[WHAT TO WORK ON]: It is required that all of the data be written out exactly.

Collected data entries:
=====
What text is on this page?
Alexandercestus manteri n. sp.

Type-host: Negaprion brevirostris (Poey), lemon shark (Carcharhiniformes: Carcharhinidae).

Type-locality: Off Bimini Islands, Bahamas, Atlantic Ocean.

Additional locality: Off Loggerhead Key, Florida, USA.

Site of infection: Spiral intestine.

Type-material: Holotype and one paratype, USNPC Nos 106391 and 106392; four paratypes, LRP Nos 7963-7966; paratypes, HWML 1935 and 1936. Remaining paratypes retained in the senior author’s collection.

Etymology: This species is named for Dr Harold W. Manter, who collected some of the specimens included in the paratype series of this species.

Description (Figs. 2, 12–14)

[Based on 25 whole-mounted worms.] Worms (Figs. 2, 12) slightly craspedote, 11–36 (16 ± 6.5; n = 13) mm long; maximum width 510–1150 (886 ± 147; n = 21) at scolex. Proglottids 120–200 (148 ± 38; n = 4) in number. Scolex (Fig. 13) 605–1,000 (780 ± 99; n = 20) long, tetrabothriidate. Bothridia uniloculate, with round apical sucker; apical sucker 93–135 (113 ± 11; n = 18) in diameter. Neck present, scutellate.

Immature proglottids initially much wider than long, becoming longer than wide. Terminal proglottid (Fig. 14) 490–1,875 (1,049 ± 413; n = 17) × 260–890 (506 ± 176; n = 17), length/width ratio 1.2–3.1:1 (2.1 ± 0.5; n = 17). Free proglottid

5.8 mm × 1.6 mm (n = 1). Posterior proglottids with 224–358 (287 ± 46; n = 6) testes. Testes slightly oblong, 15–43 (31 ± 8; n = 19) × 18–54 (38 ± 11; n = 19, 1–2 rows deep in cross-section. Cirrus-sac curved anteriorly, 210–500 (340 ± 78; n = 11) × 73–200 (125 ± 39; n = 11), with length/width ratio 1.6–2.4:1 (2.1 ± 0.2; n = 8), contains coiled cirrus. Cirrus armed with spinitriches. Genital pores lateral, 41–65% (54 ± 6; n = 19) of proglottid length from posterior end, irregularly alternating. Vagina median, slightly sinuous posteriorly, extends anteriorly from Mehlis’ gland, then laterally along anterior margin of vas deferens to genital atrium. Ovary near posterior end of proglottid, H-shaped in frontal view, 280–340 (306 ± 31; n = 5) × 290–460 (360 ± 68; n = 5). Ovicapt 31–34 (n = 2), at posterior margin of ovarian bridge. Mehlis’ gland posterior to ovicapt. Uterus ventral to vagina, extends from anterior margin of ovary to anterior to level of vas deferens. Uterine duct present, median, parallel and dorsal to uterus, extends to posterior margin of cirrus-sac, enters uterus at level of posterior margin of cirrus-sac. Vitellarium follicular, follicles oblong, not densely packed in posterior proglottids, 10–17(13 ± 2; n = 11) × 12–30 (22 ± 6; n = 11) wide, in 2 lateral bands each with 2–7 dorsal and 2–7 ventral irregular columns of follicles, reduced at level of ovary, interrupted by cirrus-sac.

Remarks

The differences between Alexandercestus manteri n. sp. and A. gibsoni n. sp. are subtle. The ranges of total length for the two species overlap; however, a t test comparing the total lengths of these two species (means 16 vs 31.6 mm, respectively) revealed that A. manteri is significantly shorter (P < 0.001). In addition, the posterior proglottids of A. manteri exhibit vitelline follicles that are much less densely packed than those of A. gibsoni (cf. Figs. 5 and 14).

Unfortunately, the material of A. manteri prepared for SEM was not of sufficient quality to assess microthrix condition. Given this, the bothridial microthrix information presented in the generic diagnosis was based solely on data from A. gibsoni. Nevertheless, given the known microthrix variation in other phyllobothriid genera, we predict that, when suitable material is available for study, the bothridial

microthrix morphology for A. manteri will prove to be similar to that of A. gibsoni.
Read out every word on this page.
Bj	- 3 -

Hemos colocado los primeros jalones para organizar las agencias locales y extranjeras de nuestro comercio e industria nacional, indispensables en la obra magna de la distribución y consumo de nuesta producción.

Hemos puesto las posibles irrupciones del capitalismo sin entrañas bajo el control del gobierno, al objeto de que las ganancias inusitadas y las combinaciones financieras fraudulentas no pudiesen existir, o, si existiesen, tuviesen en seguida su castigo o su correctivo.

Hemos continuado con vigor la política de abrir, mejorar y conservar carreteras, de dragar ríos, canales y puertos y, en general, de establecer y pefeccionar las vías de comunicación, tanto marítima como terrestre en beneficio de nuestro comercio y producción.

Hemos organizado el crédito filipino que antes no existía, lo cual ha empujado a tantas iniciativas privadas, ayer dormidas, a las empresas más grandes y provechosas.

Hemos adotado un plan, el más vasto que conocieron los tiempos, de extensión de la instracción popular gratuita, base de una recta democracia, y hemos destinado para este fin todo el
=====
[ANSWER IN FULL]:
What text is on this page?
Alexandercestus manteri n. sp.

Type-host: Negaprion brevirostris (Poey), lemon shark (Carcharhiniformes: Carcharhinidae).

Type-locality: Off Bimini Islands, Bahamas, Atlantic Ocean.

Additional locality: Off Loggerhead Key, Florida, USA.

Site of infection: Spiral intestine.

Type-material: Holotype and one paratype, USNPC Nos 106391 and 106392; four paratypes, LRP Nos 7963-7966; paratypes, HWML 1935 and 1936. Remaining paratypes retained in the senior author’s collection.

Etymology: This species is named for Dr Harold W. Manter, who collected some of the specimens included in the paratype series of this species.

Description (Figs. 2, 12–14)

[Based on 25 whole-mounted worms.] Worms (Figs. 2, 12) slightly craspedote, 11–36 (16 ± 6.5; n = 13) mm long; maximum width 510–1150 (886 ± 147; n = 21) at scolex. Proglottids 120–200 (148 ± 38; n = 4) in number. Scolex (Fig. 13) 605–1,000 (780 ± 99; n = 20) long, tetrabothriidate. Bothridia uniloculate, with round apical sucker; apical sucker 93–135 (113 ± 11; n = 18) in diameter. Neck present, scutellate.

Immature proglottids initially much wider than long, becoming longer than wide. Terminal proglottid (Fig. 14) 490–1,875 (1,049 ± 413; n = 17) × 260–890 (506 ± 176; n = 17), length/width ratio 1.2–3.1:1 (2.1 ± 0.5; n = 17). Free proglottid

5.8 mm × 1.6 mm (n = 1). Posterior proglottids with 224–358 (287 ± 46; n = 6) testes. Testes slightly oblong, 15–43 (31 ± 8; n = 19) × 18–54 (38 ± 11; n = 19, 1–2 rows deep in cross-section. Cirrus-sac curved anteriorly, 210–500 (340 ± 78; n = 11) × 73–200 (125 ± 39; n = 11), with length/width ratio 1.6–2.4:1 (2.1 ± 0.2; n = 8), contains coiled cirrus. Cirrus armed with spinitriches. Genital pores lateral, 41–65% (54 ± 6; n = 19) of proglottid length from posterior end, irregularly alternating. Vagina median, slightly sinuous posteriorly, extends anteriorly from Mehlis’ gland, then laterally along anterior margin of vas deferens to genital atrium. Ovary near posterior end of proglottid, H-shaped in frontal view, 280–340 (306 ± 31; n = 5) × 290–460 (360 ± 68; n = 5). Ovicapt 31–34 (n = 2), at posterior margin of ovarian bridge. Mehlis’ gland posterior to ovicapt. Uterus ventral to vagina, extends from anterior margin of ovary to anterior to level of vas deferens. Uterine duct present, median, parallel and dorsal to uterus, extends to posterior margin of cirrus-sac, enters uterus at level of posterior margin of cirrus-sac. Vitellarium follicular, follicles oblong, not densely packed in posterior proglottids, 10–17(13 ± 2; n = 11) × 12–30 (22 ± 6; n = 11) wide, in 2 lateral bands each with 2–7 dorsal and 2–7 ventral irregular columns of follicles, reduced at level of ovary, interrupted by cirrus-sac.

Remarks

The differences between Alexandercestus manteri n. sp. and A. gibsoni n. sp. are subtle. The ranges of total length for the two species overlap; however, a t test comparing the total lengths of these two species (means 16 vs 31.6 mm, respectively) revealed that A. manteri is significantly shorter (P < 0.001). In addition, the posterior proglottids of A. manteri exhibit vitelline follicles that are much less densely packed than those of A. gibsoni (cf. Figs. 5 and 14).

Unfortunately, the material of A. manteri prepared for SEM was not of sufficient quality to assess microthrix condition. Given this, the bothridial microthrix information presented in the generic diagnosis was based solely on data from A. gibsoni. Nevertheless, given the known microthrix variation in other phyllobothriid genera, we predict that, when suitable material is available for study, the bothridial

microthrix morphology for A. manteri will prove to be similar to that of A. gibsoni.
Read out every word on this page.
Bj	- 3 -

Hemos colocado los primeros jalones para organizar las agencias locales y extranjeras de nuestro comercio e industria nacional, indispensables en la obra magna de la distribución y consumo de nuesta producción.

Hemos puesto las posibles irrupciones del capitalismo sin entrañas bajo el control del gobierno, al objeto de que las ganancias inusitadas y las combinaciones financieras fraudulentas no pudiesen existir, o, si existiesen, tuviesen en seguida su castigo o su correctivo.

Hemos continuado con vigor la política de abrir, mejorar y conservar carreteras, de dragar ríos, canales y puertos y, en general, de establecer y pefeccionar las vías de comunicación, tanto marítima como terrestre en beneficio de nuestro comercio y producción.

Hemos organizado el crédito filipino que antes no existía, lo cual ha empujado a tantas iniciativas privadas, ayer dormidas, a las empresas más grandes y provechosas.

Hemos adotado un plan, el más vasto que conocieron los tiempos, de extensión de la instracción popular gratuita, base de una recta democracia, y hemos destinado para este fin todo el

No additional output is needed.